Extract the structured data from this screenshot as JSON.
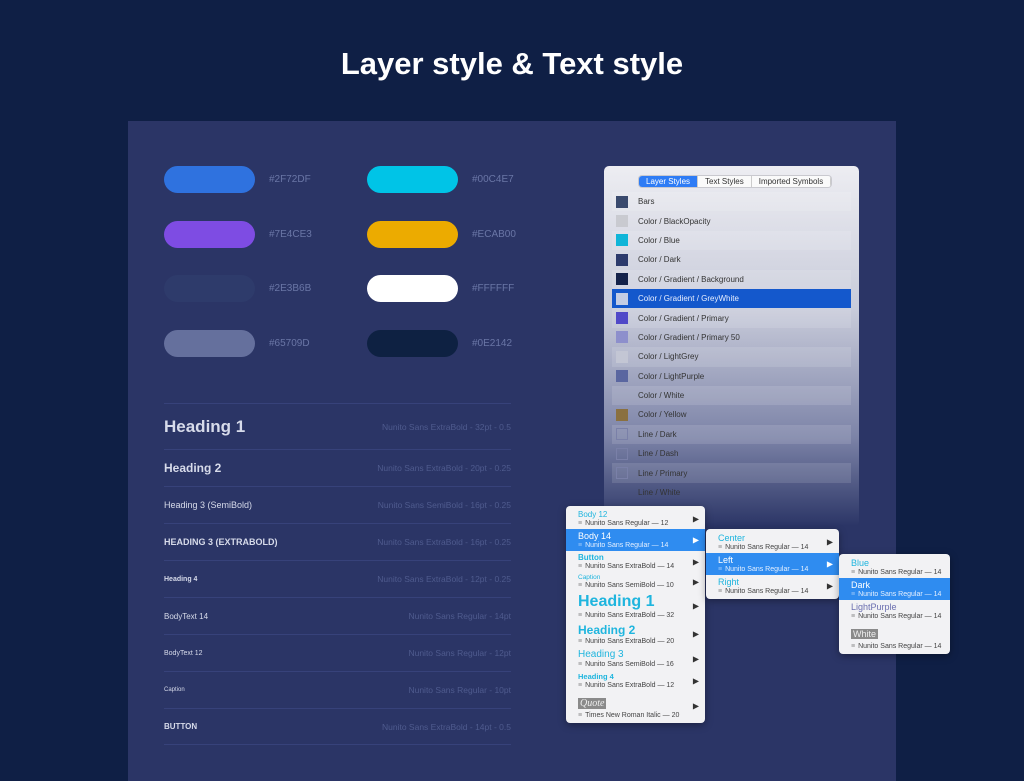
{
  "title": "Layer style & Text style",
  "swatches": [
    {
      "color": "#2F72DF",
      "label": "#2F72DF"
    },
    {
      "color": "#00C4E7",
      "label": "#00C4E7"
    },
    {
      "color": "#7E4CE3",
      "label": "#7E4CE3"
    },
    {
      "color": "#ECAB00",
      "label": "#ECAB00"
    },
    {
      "color": "#2E3B6B",
      "label": "#2E3B6B"
    },
    {
      "color": "#FFFFFF",
      "label": "#FFFFFF"
    },
    {
      "color": "#65709D",
      "label": "#65709D"
    },
    {
      "color": "#0E2142",
      "label": "#0E2142"
    }
  ],
  "text_styles": [
    {
      "name": "Heading 1",
      "spec": "Nunito Sans ExtraBold - 32pt - 0.5"
    },
    {
      "name": "Heading 2",
      "spec": "Nunito Sans ExtraBold - 20pt - 0.25"
    },
    {
      "name": "Heading 3 (SemiBold)",
      "spec": "Nunito Sans SemiBold - 16pt - 0.25"
    },
    {
      "name": "HEADING 3 (EXTRABOLD)",
      "spec": "Nunito Sans ExtraBold - 16pt - 0.25"
    },
    {
      "name": "Heading 4",
      "spec": "Nunito Sans ExtraBold - 12pt - 0.25"
    },
    {
      "name": "BodyText 14",
      "spec": "Nunito Sans Regular - 14pt"
    },
    {
      "name": "BodyText 12",
      "spec": "Nunito Sans Regular - 12pt"
    },
    {
      "name": "Caption",
      "spec": "Nunito Sans Regular - 10pt"
    },
    {
      "name": "BUTTON",
      "spec": "Nunito Sans ExtraBold - 14pt - 0.5"
    }
  ],
  "layer_panel": {
    "tabs": [
      "Layer Styles",
      "Text Styles",
      "Imported Symbols"
    ],
    "active_tab": "Layer Styles",
    "items": [
      {
        "label": "Bars",
        "color": "#3a4a6e"
      },
      {
        "label": "Color / BlackOpacity",
        "color": "#c9cad0"
      },
      {
        "label": "Color / Blue",
        "color": "#10b5d8"
      },
      {
        "label": "Color / Dark",
        "color": "#2c3a6c"
      },
      {
        "label": "Color / Gradient / Background",
        "color": "#15224a"
      },
      {
        "label": "Color / Gradient / GreyWhite",
        "color": "#c4cde4",
        "selected": true
      },
      {
        "label": "Color / Gradient / Primary",
        "color": "#5048c8"
      },
      {
        "label": "Color / Gradient / Primary 50",
        "color": "#8d8fcc"
      },
      {
        "label": "Color / LightGrey",
        "color": "#c3c6d4"
      },
      {
        "label": "Color / LightPurple",
        "color": "#5a66a0"
      },
      {
        "label": "Color / White",
        "color": ""
      },
      {
        "label": "Color / Yellow",
        "color": "#8a7040"
      },
      {
        "label": "Line / Dark",
        "color": "outline"
      },
      {
        "label": "Line / Dash",
        "color": "outline"
      },
      {
        "label": "Line / Primary",
        "color": "outline"
      },
      {
        "label": "Line / White",
        "color": ""
      }
    ]
  },
  "menu1": [
    {
      "label": "Body 12",
      "sub": "Nunito Sans Regular — 12",
      "size": 8
    },
    {
      "label": "Body 14",
      "sub": "Nunito Sans Regular — 14",
      "size": 9,
      "selected": true
    },
    {
      "label": "Button",
      "sub": "Nunito Sans ExtraBold — 14",
      "size": 8,
      "bold": true
    },
    {
      "label": "Caption",
      "sub": "Nunito Sans SemiBold — 10",
      "size": 6.5
    },
    {
      "label": "Heading 1",
      "sub": "Nunito Sans ExtraBold — 32",
      "size": 16,
      "bold": true
    },
    {
      "label": "Heading 2",
      "sub": "Nunito Sans ExtraBold — 20",
      "size": 12,
      "bold": true
    },
    {
      "label": "Heading 3",
      "sub": "Nunito Sans SemiBold — 16",
      "size": 10
    },
    {
      "label": "Heading 4",
      "sub": "Nunito Sans ExtraBold — 12",
      "size": 7.5,
      "bold": true
    },
    {
      "label": "Quote",
      "sub": "Times New Roman Italic — 20",
      "size": 10,
      "quote": true
    }
  ],
  "menu2": [
    {
      "label": "Center",
      "sub": "Nunito Sans Regular — 14"
    },
    {
      "label": "Left",
      "sub": "Nunito Sans Regular — 14",
      "selected": true
    },
    {
      "label": "Right",
      "sub": "Nunito Sans Regular — 14"
    }
  ],
  "menu3": [
    {
      "label": "Blue",
      "sub": "Nunito Sans Regular — 14"
    },
    {
      "label": "Dark",
      "sub": "Nunito Sans Regular — 14",
      "selected": true
    },
    {
      "label": "LightPurple",
      "sub": "Nunito Sans Regular — 14",
      "purple": true
    },
    {
      "label": "White",
      "sub": "Nunito Sans Regular — 14",
      "white": true
    }
  ]
}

-----

WHAT YOU WILL DO
Quote the records in their entirety, keeping the wording exact and excluding pictures.

REPLY TO THE TASK
Extract the structured data from this screenshot as JSON.
{
  "title": "Layer style & Text style",
  "swatches": [
    {
      "color": "#2F72DF",
      "label": "#2F72DF"
    },
    {
      "color": "#00C4E7",
      "label": "#00C4E7"
    },
    {
      "color": "#7E4CE3",
      "label": "#7E4CE3"
    },
    {
      "color": "#ECAB00",
      "label": "#ECAB00"
    },
    {
      "color": "#2E3B6B",
      "label": "#2E3B6B"
    },
    {
      "color": "#FFFFFF",
      "label": "#FFFFFF"
    },
    {
      "color": "#65709D",
      "label": "#65709D"
    },
    {
      "color": "#0E2142",
      "label": "#0E2142"
    }
  ],
  "text_styles": [
    {
      "name": "Heading 1",
      "spec": "Nunito Sans ExtraBold - 32pt - 0.5"
    },
    {
      "name": "Heading 2",
      "spec": "Nunito Sans ExtraBold - 20pt - 0.25"
    },
    {
      "name": "Heading 3 (SemiBold)",
      "spec": "Nunito Sans SemiBold - 16pt - 0.25"
    },
    {
      "name": "HEADING 3 (EXTRABOLD)",
      "spec": "Nunito Sans ExtraBold - 16pt - 0.25"
    },
    {
      "name": "Heading 4",
      "spec": "Nunito Sans ExtraBold - 12pt - 0.25"
    },
    {
      "name": "BodyText 14",
      "spec": "Nunito Sans Regular - 14pt"
    },
    {
      "name": "BodyText 12",
      "spec": "Nunito Sans Regular - 12pt"
    },
    {
      "name": "Caption",
      "spec": "Nunito Sans Regular - 10pt"
    },
    {
      "name": "BUTTON",
      "spec": "Nunito Sans ExtraBold - 14pt - 0.5"
    }
  ],
  "layer_panel": {
    "tabs": [
      "Layer Styles",
      "Text Styles",
      "Imported Symbols"
    ],
    "active_tab": "Layer Styles",
    "items": [
      {
        "label": "Bars",
        "color": "#3a4a6e"
      },
      {
        "label": "Color / BlackOpacity",
        "color": "#c9cad0"
      },
      {
        "label": "Color / Blue",
        "color": "#10b5d8"
      },
      {
        "label": "Color / Dark",
        "color": "#2c3a6c"
      },
      {
        "label": "Color / Gradient / Background",
        "color": "#15224a"
      },
      {
        "label": "Color / Gradient / GreyWhite",
        "color": "#c4cde4",
        "selected": true
      },
      {
        "label": "Color / Gradient / Primary",
        "color": "#5048c8"
      },
      {
        "label": "Color / Gradient / Primary 50",
        "color": "#8d8fcc"
      },
      {
        "label": "Color / LightGrey",
        "color": "#c3c6d4"
      },
      {
        "label": "Color / LightPurple",
        "color": "#5a66a0"
      },
      {
        "label": "Color / White",
        "color": ""
      },
      {
        "label": "Color / Yellow",
        "color": "#8a7040"
      },
      {
        "label": "Line / Dark",
        "color": "outline"
      },
      {
        "label": "Line / Dash",
        "color": "outline"
      },
      {
        "label": "Line / Primary",
        "color": "outline"
      },
      {
        "label": "Line / White",
        "color": ""
      }
    ]
  },
  "menu1": [
    {
      "label": "Body 12",
      "sub": "Nunito Sans Regular — 12",
      "size": 8
    },
    {
      "label": "Body 14",
      "sub": "Nunito Sans Regular — 14",
      "size": 9,
      "selected": true
    },
    {
      "label": "Button",
      "sub": "Nunito Sans ExtraBold — 14",
      "size": 8,
      "bold": true
    },
    {
      "label": "Caption",
      "sub": "Nunito Sans SemiBold — 10",
      "size": 6.5
    },
    {
      "label": "Heading 1",
      "sub": "Nunito Sans ExtraBold — 32",
      "size": 16,
      "bold": true
    },
    {
      "label": "Heading 2",
      "sub": "Nunito Sans ExtraBold — 20",
      "size": 12,
      "bold": true
    },
    {
      "label": "Heading 3",
      "sub": "Nunito Sans SemiBold — 16",
      "size": 10
    },
    {
      "label": "Heading 4",
      "sub": "Nunito Sans ExtraBold — 12",
      "size": 7.5,
      "bold": true
    },
    {
      "label": "Quote",
      "sub": "Times New Roman Italic — 20",
      "size": 10,
      "quote": true
    }
  ],
  "menu2": [
    {
      "label": "Center",
      "sub": "Nunito Sans Regular — 14"
    },
    {
      "label": "Left",
      "sub": "Nunito Sans Regular — 14",
      "selected": true
    },
    {
      "label": "Right",
      "sub": "Nunito Sans Regular — 14"
    }
  ],
  "menu3": [
    {
      "label": "Blue",
      "sub": "Nunito Sans Regular — 14"
    },
    {
      "label": "Dark",
      "sub": "Nunito Sans Regular — 14",
      "selected": true
    },
    {
      "label": "LightPurple",
      "sub": "Nunito Sans Regular — 14",
      "purple": true
    },
    {
      "label": "White",
      "sub": "Nunito Sans Regular — 14",
      "white": true
    }
  ]
}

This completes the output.